WRITTEN REQUEST: Your task is to output all the records below, word for word.

====== MATERIAL SHOWN

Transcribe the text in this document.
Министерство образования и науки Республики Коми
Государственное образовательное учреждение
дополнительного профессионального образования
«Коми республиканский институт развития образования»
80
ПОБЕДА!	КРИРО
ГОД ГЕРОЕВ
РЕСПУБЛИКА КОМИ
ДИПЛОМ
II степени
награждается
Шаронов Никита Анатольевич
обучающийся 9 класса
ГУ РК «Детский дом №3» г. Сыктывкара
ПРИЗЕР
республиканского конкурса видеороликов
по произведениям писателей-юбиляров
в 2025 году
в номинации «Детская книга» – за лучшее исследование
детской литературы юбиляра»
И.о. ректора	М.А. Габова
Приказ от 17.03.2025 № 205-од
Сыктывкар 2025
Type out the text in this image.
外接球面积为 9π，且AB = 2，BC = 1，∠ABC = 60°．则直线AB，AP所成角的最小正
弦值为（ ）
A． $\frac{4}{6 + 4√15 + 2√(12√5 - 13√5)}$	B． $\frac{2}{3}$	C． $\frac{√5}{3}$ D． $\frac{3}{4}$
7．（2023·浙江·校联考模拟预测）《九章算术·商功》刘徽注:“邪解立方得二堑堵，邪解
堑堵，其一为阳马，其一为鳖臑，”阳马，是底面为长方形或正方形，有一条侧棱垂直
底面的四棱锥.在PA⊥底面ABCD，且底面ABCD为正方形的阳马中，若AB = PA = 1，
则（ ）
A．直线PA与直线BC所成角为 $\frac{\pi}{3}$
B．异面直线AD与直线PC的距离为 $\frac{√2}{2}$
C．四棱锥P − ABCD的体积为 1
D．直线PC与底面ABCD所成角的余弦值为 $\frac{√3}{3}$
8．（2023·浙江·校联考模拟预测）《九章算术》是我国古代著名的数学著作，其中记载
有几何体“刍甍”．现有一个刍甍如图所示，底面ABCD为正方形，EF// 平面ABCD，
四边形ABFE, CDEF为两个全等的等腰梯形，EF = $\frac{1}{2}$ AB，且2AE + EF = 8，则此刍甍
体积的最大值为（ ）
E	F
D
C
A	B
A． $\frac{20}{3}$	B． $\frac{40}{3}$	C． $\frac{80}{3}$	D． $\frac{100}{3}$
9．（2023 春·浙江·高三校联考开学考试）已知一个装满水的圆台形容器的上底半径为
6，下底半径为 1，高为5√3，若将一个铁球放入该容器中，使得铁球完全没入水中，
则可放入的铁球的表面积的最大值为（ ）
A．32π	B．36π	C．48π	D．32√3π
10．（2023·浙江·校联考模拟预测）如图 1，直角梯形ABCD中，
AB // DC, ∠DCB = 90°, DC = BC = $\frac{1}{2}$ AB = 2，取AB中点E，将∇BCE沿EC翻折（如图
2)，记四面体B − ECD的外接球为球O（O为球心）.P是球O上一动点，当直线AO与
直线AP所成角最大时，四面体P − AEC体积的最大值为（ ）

============

EXERCISE RESULT:
Transcribe the text in this document.
Министерство образования и науки Республики Коми
Государственное образовательное учреждение
дополнительного профессионального образования
«Коми республиканский институт развития образования»
80
ПОБЕДА!	КРИРО
ГОД ГЕРОЕВ
РЕСПУБЛИКА КОМИ
ДИПЛОМ
II степени
награждается
Шаронов Никита Анатольевич
обучающийся 9 класса
ГУ РК «Детский дом №3» г. Сыктывкара
ПРИЗЕР
республиканского конкурса видеороликов
по произведениям писателей-юбиляров
в 2025 году
в номинации «Детская книга» – за лучшее исследование
детской литературы юбиляра»
И.о. ректора	М.А. Габова
Приказ от 17.03.2025 № 205-од
Сыктывкар 2025
Type out the text in this image.
外接球面积为 9π，且AB = 2，BC = 1，∠ABC = 60°．则直线AB，AP所成角的最小正
弦值为（ ）
A． $\frac{4}{6 + 4√15 + 2√(12√5 - 13√5)}$	B． $\frac{2}{3}$	C． $\frac{√5}{3}$ D． $\frac{3}{4}$
7．（2023·浙江·校联考模拟预测）《九章算术·商功》刘徽注:“邪解立方得二堑堵，邪解
堑堵，其一为阳马，其一为鳖臑，”阳马，是底面为长方形或正方形，有一条侧棱垂直
底面的四棱锥.在PA⊥底面ABCD，且底面ABCD为正方形的阳马中，若AB = PA = 1，
则（ ）
A．直线PA与直线BC所成角为 $\frac{\pi}{3}$
B．异面直线AD与直线PC的距离为 $\frac{√2}{2}$
C．四棱锥P − ABCD的体积为 1
D．直线PC与底面ABCD所成角的余弦值为 $\frac{√3}{3}$
8．（2023·浙江·校联考模拟预测）《九章算术》是我国古代著名的数学著作，其中记载
有几何体“刍甍”．现有一个刍甍如图所示，底面ABCD为正方形，EF// 平面ABCD，
四边形ABFE, CDEF为两个全等的等腰梯形，EF = $\frac{1}{2}$ AB，且2AE + EF = 8，则此刍甍
体积的最大值为（ ）
E	F
D
C
A	B
A． $\frac{20}{3}$	B． $\frac{40}{3}$	C． $\frac{80}{3}$	D． $\frac{100}{3}$
9．（2023 春·浙江·高三校联考开学考试）已知一个装满水的圆台形容器的上底半径为
6，下底半径为 1，高为5√3，若将一个铁球放入该容器中，使得铁球完全没入水中，
则可放入的铁球的表面积的最大值为（ ）
A．32π	B．36π	C．48π	D．32√3π
10．（2023·浙江·校联考模拟预测）如图 1，直角梯形ABCD中，
AB // DC, ∠DCB = 90°, DC = BC = $\frac{1}{2}$ AB = 2，取AB中点E，将∇BCE沿EC翻折（如图
2)，记四面体B − ECD的外接球为球O（O为球心）.P是球O上一动点，当直线AO与
直线AP所成角最大时，四面体P − AEC体积的最大值为（ ）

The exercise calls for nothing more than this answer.